Gelecekte bizi bu sahilde gördüklerin gibi boş zaman toplumları bekliyor. […] [İnsanlar]

otuzlarının sonuna doğru emekli olup önlerindeki elli yılı aylaklıkla geçirecekler. […] Bu insanlara nasıl enerji ve topluluk hissi verebilirsin? Politika, profesyonel bir kastın eğlencesi ve bizi çok ilgilendirmiyor. Din ise çok fazla hayali ve duygusal bağımlılık gerektiriyor. İnsanları ayakta tutacak, onları tehdit edip birlikte hareket etmelerini sağlayacak geriye tek bir şey kalıyor. [….] Suç ve saldırgan tutum- bununla sadece yasal olmayan faaliyetleri değil, bizi kışkırtan […] boş zaman ve hareketsizlikten körelmiş sinapslarımızı zıplatan tüm faaliyetleri kast ediyorum. (1997a: 180)

Bu çerçevede Ballard’ın politik duruşunun da belirsiz olduğu iddia edilebilir. Ballard, işçi sınıfının yaşadığı problemleri dikkate alamayacak kadar sol görüşlerden uzak

(20)

olduğu kadar, İngiliz burjuvazisini veya İngiliz milliyetçiliğini köhneleşmiş kurumlar olarak görecek kadar sağ ve muhafazakâr duruştan da uzaktır.

Zenginleşen toplumun yüz yüze kaldığı bu tehlike, Dominica Oramus’un, Ballard’ın eserlerini Batı medeniyetinin içinde bulunduğu bir krizin yansıması şeklinde okumasını haklı çıkarmaktadır. Nitekim Freud’un Civilization and Its Discontents’te vurguladığı üzere modern medeniyetin, toplumsal olarak kabul edilemez dürtülerin bastırılması ilkesine dayandığı düşünülürse Ballard’ın öngördüğü toplumsal yapıda bu dürtüleri kontrol altında tutacak ego mekanizmasının referans alacağı bir süperegodan bahsetmek gittikçe güçleşir. Bu kırılmanın meydana gelmesinde modernite ile birlikte toplumların geçmiş ile olan bağlarının kopmasının rol oynadığı iddia edilebilir. Bunun nedeni geçmişten gelen geleneklerin bir otorite olma özelliğini giderek daha fazla kaybetmesidir. Ballard’ın kurmacasında da karakterin geçmişi ile ilgili ya çok az bilgi vardır ya da tamamen silinmiştir; bu karakterler sürekli olarak “şimdi” içerisinde yaşamaktadırlar. Bu anlamda karakterlerin ebeveyn figürleri de ya yoktur ya da siliktir.

* Veri Kayıtları:
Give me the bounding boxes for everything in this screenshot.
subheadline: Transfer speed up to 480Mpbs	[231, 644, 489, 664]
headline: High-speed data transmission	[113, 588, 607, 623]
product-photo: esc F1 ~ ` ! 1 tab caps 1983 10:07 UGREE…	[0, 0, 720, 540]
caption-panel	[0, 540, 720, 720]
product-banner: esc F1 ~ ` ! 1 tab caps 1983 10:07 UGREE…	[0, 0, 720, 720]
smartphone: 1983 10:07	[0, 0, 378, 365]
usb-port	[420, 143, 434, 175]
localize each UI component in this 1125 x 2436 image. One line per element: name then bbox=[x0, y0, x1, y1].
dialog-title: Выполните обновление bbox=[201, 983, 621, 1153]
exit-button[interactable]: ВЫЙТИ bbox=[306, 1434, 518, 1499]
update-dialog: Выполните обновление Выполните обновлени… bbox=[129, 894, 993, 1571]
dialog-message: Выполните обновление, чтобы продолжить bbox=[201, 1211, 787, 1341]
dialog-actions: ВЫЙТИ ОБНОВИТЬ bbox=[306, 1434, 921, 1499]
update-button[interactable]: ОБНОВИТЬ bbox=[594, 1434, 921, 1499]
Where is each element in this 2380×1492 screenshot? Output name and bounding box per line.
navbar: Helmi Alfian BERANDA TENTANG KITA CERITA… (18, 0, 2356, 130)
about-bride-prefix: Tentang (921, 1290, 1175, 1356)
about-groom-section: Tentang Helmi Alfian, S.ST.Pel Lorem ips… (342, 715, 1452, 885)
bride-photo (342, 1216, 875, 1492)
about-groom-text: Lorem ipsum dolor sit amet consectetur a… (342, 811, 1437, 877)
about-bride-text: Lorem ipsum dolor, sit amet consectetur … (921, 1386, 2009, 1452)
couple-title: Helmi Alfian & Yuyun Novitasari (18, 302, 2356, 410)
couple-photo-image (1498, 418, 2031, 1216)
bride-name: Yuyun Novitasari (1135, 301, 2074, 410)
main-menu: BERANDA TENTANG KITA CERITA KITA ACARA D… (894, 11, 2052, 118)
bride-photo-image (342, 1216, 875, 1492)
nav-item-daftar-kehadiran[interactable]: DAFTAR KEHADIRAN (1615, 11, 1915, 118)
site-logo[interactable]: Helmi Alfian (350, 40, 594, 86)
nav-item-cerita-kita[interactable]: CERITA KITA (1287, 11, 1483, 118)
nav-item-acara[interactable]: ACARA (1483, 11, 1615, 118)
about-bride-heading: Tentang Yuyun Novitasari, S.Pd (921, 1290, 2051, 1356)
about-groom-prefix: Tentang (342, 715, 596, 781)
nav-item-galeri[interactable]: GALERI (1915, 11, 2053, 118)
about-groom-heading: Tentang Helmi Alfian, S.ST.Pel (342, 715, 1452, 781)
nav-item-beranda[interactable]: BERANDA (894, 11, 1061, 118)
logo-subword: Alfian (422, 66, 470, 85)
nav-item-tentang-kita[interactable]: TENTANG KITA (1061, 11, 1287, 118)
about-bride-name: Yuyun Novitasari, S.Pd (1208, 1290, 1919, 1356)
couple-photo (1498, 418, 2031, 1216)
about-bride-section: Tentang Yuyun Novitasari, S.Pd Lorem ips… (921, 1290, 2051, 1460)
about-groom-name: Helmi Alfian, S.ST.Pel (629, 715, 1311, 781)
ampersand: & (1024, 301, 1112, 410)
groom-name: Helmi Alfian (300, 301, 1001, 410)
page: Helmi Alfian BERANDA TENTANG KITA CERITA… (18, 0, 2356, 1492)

* Yapılacaklar:
1. Metni iki cümleyle özetleyin.
2. Metinde "otuzlarının sonuna doğru" sözlerinden başlayıp "ediyorum. (1997a: 180)" sözlerine kadar uzanan bölümün tamamını kelimesi kelimesine aktarın.
Kayıtlar, metinden bağımsız ayrı bir malzemedir.

* Görev Sonuçları:
1. Metin, geleceğin boş zaman toplumlarında insanları ayakta tutup birlikte hareket ettirecek tek şeyin suç ve saldırgan tutum olacağını söyleyen bir alıntıyla açılır ve Ballard'ın hem sol görüşlerden hem de sağ ve muhafazakâr duruştan uzak olduğu için politik duruşunun belirsiz olduğunun iddia edilebileceğini belirtir. Ardından bu tehlikenin, Ballard'ın eserlerini Batı medeniyetinin bir krizinin yansıması olarak okumayı haklı çıkardığını ve Ballard'ın kurmacasındaki karakterlerin sürekli "şimdi" içinde yaşadığını, geçmişlerinin ya çok az bilindiğini ya da tamamen silindiğini, ebeveyn figürlerinin de ya olmadığını ya da silik olduğunu ileri sürer.

2.
otuzlarının sonuna doğru emekli olup önlerindeki elli yılı aylaklıkla geçirecekler. […] Bu insanlara nasıl enerji ve topluluk hissi verebilirsin? Politika, profesyonel bir kastın eğlencesi ve bizi çok ilgilendirmiyor. Din ise çok fazla hayali ve duygusal bağımlılık gerektiriyor. İnsanları ayakta tutacak, onları tehdit edip birlikte hareket etmelerini sağlayacak geriye tek bir şey kalıyor. [….] Suç ve saldırgan tutum- bununla sadece yasal olmayan faaliyetleri değil, bizi kışkırtan […] boş zaman ve hareketsizlikten körelmiş sinapslarımızı zıplatan tüm faaliyetleri kast ediyorum. (1997a: 180)